> Objective: Filter the data below for the string "deux" and copy each matching line.

══ Material supplied

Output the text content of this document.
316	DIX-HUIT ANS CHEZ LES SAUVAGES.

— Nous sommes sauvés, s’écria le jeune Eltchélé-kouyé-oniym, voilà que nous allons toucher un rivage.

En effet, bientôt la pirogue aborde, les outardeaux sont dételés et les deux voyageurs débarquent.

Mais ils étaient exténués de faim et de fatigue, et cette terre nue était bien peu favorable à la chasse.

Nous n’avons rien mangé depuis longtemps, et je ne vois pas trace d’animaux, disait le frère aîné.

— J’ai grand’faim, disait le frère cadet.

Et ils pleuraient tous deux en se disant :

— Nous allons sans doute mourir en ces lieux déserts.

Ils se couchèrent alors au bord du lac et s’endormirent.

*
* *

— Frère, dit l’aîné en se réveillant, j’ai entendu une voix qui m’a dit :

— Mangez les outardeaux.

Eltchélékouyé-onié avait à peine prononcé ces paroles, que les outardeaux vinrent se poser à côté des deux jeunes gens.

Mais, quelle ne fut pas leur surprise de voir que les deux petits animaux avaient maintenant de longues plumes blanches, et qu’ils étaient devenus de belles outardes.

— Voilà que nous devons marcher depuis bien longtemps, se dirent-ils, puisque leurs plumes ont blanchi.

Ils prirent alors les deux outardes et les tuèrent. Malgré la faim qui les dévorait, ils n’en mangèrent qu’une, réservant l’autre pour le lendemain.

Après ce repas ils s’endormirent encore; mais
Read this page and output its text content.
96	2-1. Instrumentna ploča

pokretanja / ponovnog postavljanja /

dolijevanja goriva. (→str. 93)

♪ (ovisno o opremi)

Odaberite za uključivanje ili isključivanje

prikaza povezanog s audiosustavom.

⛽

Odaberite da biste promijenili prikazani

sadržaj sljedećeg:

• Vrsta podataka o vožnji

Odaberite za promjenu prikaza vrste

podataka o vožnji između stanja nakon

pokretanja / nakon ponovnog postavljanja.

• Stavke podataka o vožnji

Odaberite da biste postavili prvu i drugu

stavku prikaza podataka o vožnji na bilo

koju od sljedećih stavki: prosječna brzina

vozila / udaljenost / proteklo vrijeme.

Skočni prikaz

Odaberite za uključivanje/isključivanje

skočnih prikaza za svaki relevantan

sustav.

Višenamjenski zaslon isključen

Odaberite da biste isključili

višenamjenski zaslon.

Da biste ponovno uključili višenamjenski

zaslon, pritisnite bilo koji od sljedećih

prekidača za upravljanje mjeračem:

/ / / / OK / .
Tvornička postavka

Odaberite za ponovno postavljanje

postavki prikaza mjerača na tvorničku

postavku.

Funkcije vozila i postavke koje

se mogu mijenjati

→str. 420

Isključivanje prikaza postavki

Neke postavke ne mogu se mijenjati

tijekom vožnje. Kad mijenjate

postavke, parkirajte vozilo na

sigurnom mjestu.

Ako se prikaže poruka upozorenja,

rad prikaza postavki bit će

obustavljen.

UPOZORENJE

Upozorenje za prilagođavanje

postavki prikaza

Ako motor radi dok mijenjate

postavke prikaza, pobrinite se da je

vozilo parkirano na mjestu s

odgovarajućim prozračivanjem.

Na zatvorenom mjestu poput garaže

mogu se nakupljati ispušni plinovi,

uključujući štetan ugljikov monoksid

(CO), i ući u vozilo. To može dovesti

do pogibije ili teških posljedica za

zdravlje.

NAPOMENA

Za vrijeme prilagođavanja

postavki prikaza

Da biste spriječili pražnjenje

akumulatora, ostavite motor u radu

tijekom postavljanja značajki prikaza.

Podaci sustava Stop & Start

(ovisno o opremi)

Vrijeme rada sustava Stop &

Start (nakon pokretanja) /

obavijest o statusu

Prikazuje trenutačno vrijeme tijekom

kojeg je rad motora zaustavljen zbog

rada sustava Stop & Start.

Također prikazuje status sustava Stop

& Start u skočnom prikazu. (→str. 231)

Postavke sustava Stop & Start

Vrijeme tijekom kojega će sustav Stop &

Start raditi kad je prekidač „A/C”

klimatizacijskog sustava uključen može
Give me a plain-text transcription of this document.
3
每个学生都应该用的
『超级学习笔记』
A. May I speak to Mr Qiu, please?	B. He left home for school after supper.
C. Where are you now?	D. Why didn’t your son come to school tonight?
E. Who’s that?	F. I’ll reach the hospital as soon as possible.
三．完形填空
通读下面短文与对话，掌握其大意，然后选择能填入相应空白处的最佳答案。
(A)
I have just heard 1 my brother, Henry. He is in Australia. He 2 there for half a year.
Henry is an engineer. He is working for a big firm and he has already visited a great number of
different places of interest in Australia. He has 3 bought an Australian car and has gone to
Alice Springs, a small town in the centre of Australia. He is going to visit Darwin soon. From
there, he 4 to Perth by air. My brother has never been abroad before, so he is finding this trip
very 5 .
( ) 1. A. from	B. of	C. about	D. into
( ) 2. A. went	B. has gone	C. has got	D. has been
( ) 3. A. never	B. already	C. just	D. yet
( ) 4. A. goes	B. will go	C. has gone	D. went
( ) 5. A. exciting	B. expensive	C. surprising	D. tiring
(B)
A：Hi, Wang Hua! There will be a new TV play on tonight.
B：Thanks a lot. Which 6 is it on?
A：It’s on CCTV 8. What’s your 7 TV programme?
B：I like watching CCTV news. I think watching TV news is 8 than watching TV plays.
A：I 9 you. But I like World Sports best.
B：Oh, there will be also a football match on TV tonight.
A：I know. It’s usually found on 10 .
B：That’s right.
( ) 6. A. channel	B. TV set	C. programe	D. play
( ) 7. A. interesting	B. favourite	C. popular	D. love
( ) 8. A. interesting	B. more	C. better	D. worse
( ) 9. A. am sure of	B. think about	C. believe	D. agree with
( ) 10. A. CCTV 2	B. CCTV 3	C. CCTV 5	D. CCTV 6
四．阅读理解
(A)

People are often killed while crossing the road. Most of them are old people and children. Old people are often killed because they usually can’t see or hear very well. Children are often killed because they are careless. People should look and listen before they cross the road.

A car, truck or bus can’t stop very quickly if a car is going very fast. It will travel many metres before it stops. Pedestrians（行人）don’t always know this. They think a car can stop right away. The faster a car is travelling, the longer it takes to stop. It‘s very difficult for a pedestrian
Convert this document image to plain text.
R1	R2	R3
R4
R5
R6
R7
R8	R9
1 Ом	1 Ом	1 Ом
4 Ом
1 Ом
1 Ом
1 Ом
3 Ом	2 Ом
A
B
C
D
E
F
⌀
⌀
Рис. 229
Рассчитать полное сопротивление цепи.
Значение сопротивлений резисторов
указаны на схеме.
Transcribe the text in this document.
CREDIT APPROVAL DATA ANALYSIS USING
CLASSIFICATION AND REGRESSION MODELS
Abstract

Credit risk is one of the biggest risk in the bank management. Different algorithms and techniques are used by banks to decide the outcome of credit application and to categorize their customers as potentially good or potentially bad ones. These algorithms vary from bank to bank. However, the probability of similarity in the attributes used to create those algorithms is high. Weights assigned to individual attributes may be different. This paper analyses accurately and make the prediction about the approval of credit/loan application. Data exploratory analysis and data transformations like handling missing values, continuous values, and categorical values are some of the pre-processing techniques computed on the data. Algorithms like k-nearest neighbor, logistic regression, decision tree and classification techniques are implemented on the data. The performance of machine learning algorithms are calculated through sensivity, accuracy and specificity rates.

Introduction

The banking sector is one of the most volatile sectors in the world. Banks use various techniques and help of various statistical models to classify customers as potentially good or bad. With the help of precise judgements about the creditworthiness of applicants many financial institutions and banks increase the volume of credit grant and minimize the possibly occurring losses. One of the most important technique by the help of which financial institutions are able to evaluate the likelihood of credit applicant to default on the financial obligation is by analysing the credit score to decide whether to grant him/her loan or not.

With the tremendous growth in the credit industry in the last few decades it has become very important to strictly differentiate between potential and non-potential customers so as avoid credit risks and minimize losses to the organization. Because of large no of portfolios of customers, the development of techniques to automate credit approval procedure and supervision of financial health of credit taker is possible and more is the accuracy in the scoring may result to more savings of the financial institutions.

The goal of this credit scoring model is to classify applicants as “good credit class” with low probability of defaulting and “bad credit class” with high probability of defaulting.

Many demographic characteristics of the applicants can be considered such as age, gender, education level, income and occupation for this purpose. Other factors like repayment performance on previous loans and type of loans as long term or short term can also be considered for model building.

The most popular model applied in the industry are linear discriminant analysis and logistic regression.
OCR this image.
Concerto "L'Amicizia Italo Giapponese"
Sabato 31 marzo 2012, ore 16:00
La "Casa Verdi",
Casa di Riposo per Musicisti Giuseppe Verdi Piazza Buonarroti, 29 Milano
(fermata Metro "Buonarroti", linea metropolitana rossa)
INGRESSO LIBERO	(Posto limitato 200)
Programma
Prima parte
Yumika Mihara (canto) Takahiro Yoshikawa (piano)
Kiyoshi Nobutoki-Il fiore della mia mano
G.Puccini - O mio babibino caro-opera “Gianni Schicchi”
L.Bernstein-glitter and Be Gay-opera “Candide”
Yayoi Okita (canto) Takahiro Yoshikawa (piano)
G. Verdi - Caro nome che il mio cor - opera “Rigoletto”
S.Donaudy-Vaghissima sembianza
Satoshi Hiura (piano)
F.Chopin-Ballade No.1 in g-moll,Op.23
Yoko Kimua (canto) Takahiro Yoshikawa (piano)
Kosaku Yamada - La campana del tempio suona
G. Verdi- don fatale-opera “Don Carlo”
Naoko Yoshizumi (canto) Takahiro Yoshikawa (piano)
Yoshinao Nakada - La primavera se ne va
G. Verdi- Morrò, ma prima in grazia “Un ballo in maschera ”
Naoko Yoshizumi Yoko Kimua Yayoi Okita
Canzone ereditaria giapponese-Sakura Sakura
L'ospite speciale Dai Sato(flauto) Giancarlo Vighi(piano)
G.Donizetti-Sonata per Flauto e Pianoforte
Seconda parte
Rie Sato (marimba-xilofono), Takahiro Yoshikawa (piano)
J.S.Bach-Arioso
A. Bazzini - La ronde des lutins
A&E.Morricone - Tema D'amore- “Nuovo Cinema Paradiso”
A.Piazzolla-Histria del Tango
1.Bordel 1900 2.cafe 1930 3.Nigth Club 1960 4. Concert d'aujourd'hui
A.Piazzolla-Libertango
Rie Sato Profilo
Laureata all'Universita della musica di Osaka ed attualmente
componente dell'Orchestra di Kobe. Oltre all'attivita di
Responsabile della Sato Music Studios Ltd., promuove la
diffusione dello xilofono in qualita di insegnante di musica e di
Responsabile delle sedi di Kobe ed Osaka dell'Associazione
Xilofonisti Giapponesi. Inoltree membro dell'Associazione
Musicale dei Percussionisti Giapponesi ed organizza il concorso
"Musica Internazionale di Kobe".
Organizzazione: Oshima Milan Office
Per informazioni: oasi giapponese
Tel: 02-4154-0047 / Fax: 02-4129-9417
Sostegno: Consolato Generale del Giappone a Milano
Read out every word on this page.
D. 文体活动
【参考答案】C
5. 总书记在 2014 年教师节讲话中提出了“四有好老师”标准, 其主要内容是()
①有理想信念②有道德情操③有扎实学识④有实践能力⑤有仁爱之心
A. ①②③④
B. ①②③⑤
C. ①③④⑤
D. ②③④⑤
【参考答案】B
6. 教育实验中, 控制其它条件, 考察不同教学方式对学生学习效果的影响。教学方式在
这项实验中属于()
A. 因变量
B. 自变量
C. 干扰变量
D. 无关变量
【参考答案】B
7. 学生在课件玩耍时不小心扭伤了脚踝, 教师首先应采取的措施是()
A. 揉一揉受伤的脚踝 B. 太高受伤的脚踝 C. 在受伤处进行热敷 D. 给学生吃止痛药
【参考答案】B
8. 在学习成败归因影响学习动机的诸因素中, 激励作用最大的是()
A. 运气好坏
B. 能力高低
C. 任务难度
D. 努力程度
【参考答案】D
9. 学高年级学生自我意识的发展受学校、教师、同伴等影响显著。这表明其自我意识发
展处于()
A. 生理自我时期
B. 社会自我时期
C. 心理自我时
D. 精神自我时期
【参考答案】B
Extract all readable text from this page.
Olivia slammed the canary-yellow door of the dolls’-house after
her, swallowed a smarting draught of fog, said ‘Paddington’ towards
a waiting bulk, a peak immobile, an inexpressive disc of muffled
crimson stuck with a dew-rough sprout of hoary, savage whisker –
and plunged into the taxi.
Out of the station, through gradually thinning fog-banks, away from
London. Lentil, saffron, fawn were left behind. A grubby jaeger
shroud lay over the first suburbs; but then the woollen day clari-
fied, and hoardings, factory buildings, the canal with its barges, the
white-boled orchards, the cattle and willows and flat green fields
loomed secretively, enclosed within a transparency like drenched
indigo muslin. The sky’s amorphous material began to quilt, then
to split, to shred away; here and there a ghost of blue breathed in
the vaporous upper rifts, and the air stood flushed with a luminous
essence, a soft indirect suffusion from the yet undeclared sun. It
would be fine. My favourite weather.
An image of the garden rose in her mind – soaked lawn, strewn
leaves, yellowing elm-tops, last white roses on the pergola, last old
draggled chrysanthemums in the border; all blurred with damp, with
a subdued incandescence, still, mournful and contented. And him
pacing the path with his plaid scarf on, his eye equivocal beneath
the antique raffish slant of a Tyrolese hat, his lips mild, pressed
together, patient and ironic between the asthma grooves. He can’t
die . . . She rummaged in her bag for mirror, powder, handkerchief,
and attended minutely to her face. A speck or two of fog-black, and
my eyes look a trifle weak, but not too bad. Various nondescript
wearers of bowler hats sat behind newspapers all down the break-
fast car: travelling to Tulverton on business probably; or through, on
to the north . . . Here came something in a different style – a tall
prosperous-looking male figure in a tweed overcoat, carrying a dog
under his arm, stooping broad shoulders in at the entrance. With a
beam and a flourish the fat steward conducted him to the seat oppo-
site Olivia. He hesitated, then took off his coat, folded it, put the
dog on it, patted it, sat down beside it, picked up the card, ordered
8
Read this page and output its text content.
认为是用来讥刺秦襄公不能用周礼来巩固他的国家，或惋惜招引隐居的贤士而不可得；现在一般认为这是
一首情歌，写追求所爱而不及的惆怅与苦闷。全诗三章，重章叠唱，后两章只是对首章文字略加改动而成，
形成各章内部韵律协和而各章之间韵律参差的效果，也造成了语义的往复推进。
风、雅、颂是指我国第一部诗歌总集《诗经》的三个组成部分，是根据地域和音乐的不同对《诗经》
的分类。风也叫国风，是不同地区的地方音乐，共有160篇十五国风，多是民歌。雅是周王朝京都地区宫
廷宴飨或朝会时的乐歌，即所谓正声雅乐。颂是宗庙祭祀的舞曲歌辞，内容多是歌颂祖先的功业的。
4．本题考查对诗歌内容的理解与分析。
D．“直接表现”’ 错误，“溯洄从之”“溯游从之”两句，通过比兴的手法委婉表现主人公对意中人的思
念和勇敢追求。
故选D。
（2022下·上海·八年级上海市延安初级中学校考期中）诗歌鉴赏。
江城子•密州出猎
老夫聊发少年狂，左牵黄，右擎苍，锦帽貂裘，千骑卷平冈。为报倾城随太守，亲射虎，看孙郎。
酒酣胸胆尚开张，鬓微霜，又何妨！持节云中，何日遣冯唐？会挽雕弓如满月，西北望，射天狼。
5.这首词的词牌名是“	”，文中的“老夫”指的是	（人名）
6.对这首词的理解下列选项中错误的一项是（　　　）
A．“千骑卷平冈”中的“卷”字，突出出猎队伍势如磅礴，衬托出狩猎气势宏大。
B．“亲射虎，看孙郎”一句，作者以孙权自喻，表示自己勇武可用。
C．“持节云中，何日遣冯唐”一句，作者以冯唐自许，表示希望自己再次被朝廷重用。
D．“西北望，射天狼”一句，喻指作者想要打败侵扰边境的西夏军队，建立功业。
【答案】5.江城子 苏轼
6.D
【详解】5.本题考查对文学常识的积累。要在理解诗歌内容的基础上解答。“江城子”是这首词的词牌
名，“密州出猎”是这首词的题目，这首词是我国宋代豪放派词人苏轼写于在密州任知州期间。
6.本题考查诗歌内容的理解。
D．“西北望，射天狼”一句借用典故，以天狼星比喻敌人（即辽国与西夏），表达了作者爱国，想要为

════

> Answer in full:
En effet, bientôt la pirogue aborde, les outardeaux sont dételés et les deux voyageurs débarquent.
Et ils pleuraient tous deux en se disant :
Eltchélékouyé-onié avait à peine prononcé ces paroles, que les outardeaux vinrent se poser à côté des deux jeunes gens.
Mais, quelle ne fut pas leur surprise de voir que les deux petits animaux avaient maintenant de longues plumes blanches, et qu’ils étaient devenus de belles outardes.
Ils prirent alors les deux outardes et les tuèrent. Malgré la faim qui les dévorait, ils n’en mangèrent qu’une, réservant l’autre pour le lendemain.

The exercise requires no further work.